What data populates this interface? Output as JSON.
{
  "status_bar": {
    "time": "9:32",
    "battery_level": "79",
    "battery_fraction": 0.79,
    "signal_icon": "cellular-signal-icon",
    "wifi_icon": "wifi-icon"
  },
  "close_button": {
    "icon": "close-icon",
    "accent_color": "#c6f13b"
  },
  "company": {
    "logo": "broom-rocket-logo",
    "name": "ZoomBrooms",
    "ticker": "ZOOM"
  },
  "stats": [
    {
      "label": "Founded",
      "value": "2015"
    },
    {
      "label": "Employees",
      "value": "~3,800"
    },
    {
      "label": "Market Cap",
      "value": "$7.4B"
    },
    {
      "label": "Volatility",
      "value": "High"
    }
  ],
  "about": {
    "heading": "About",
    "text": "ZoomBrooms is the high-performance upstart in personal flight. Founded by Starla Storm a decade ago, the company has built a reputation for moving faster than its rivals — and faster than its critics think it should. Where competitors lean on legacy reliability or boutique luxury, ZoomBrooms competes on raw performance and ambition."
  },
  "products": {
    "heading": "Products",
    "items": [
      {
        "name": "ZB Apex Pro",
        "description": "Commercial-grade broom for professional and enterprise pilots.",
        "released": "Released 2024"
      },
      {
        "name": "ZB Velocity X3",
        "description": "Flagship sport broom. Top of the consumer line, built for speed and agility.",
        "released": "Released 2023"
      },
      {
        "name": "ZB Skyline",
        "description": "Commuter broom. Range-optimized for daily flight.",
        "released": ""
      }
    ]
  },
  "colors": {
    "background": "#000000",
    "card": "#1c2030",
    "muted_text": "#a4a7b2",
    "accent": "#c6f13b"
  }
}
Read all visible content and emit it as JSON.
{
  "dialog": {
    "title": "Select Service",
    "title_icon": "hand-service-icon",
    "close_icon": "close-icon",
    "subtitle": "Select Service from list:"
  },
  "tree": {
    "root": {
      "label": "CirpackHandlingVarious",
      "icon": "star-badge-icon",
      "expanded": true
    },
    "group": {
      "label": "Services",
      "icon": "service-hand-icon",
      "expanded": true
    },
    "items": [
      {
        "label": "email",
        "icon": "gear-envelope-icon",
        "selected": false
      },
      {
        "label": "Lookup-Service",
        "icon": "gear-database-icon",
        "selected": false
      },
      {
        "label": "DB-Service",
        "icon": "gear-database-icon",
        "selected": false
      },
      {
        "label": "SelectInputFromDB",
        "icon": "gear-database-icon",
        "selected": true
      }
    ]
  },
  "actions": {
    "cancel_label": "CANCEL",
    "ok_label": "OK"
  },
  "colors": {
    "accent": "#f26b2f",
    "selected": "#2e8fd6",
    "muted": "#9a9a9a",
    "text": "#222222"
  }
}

- - -

- GIVEN REQUEST -
Across the records, count the lines holding the string "released". Give the number and stop.

- ANSWER FOR THE TASK -
3